==== RECORDS SUPPLIED
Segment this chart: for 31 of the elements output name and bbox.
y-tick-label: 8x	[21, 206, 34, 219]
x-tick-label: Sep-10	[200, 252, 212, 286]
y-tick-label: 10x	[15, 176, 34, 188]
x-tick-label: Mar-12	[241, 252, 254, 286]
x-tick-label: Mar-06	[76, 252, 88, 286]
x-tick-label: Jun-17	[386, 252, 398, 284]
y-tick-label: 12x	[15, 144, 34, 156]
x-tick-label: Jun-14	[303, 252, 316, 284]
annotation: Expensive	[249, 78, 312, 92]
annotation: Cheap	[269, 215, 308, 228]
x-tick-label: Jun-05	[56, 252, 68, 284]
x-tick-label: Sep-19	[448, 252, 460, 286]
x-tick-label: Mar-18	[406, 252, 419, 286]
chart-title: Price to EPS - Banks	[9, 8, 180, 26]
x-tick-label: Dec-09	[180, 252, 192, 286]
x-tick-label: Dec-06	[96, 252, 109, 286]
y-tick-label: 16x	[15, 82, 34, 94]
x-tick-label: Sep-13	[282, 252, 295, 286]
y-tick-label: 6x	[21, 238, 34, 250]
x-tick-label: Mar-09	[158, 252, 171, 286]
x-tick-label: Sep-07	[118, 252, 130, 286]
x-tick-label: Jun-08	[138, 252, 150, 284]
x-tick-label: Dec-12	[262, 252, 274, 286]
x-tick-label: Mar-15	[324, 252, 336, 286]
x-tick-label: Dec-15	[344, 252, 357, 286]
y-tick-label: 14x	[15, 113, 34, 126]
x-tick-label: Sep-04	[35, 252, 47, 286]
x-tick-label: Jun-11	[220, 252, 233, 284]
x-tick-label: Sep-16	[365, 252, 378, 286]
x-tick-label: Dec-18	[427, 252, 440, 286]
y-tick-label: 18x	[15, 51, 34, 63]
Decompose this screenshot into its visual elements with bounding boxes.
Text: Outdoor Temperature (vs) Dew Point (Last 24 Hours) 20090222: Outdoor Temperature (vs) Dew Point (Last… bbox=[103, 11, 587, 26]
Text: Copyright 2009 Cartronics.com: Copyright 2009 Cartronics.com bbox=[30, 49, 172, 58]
========
Convert all of the lines above into a numbered list, omitting any blank lines.

[RESPONSE]:
1. Segment this chart: for 31 of the elements output name and bbox.
2. y-tick-label: 8x	[21, 206, 34, 219]
3. x-tick-label: Sep-10	[200, 252, 212, 286]
4. y-tick-label: 10x	[15, 176, 34, 188]
5. x-tick-label: Mar-12	[241, 252, 254, 286]
6. x-tick-label: Mar-06	[76, 252, 88, 286]
7. x-tick-label: Jun-17	[386, 252, 398, 284]
8. y-tick-label: 12x	[15, 144, 34, 156]
9. x-tick-label: Jun-14	[303, 252, 316, 284]
10. annotation: Expensive	[249, 78, 312, 92]
11. annotation: Cheap	[269, 215, 308, 228]
12. x-tick-label: Jun-05	[56, 252, 68, 284]
13. x-tick-label: Sep-19	[448, 252, 460, 286]
14. x-tick-label: Mar-18	[406, 252, 419, 286]
15. chart-title: Price to EPS - Banks	[9, 8, 180, 26]
16. x-tick-label: Dec-09	[180, 252, 192, 286]
17. x-tick-label: Dec-06	[96, 252, 109, 286]
18. y-tick-label: 16x	[15, 82, 34, 94]
19. x-tick-label: Sep-13	[282, 252, 295, 286]
20. y-tick-label: 6x	[21, 238, 34, 250]
21. x-tick-label: Mar-09	[158, 252, 171, 286]
22. x-tick-label: Sep-07	[118, 252, 130, 286]
23. x-tick-label: Jun-08	[138, 252, 150, 284]
24. x-tick-label: Dec-12	[262, 252, 274, 286]
25. x-tick-label: Mar-15	[324, 252, 336, 286]
26. x-tick-label: Dec-15	[344, 252, 357, 286]
27. y-tick-label: 14x	[15, 113, 34, 126]
28. x-tick-label: Sep-04	[35, 252, 47, 286]
29. x-tick-label: Jun-11	[220, 252, 233, 284]
30. x-tick-label: Sep-16	[365, 252, 378, 286]
31. x-tick-label: Dec-18	[427, 252, 440, 286]
32. y-tick-label: 18x	[15, 51, 34, 63]
33. Decompose this screenshot into its visual elements with bounding boxes.
34. Text: Outdoor Temperature (vs) Dew Point (Last 24 Hours) 20090222: Outdoor Temperature (vs) Dew Point (Last… bbox=[103, 11, 587, 26]
35. Text: Copyright 2009 Cartronics.com: Copyright 2009 Cartronics.com bbox=[30, 49, 172, 58]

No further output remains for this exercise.